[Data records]
>> BEGIN

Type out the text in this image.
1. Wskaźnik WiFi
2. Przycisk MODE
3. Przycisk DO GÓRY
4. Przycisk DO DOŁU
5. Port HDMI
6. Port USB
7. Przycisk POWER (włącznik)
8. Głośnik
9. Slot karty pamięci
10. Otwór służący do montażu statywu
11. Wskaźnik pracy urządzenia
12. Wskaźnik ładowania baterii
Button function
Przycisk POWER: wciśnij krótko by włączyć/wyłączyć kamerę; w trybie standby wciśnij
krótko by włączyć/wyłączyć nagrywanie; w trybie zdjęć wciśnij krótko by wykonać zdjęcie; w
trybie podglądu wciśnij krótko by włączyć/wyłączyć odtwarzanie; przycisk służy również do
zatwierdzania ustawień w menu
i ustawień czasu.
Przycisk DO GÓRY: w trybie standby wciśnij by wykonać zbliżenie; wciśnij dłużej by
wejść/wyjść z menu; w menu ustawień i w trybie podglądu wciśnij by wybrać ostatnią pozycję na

>> END

From the records above, extract each line exactly as shown.

Type out the text in this image.
1. Wskaźnik WiFi
2. Przycisk MODE
3. Przycisk DO GÓRY
4. Przycisk DO DOŁU
5. Port HDMI
6. Port USB
7. Przycisk POWER (włącznik)
8. Głośnik
9. Slot karty pamięci
10. Otwór służący do montażu statywu
11. Wskaźnik pracy urządzenia
12. Wskaźnik ładowania baterii
Button function
Przycisk POWER: wciśnij krótko by włączyć/wyłączyć kamerę; w trybie standby wciśnij
krótko by włączyć/wyłączyć nagrywanie; w trybie zdjęć wciśnij krótko by wykonać zdjęcie; w
trybie podglądu wciśnij krótko by włączyć/wyłączyć odtwarzanie; przycisk służy również do
zatwierdzania ustawień w menu
i ustawień czasu.
Przycisk DO GÓRY: w trybie standby wciśnij by wykonać zbliżenie; wciśnij dłużej by
wejść/wyjść z menu; w menu ustawień i w trybie podglądu wciśnij by wybrać ostatnią pozycję na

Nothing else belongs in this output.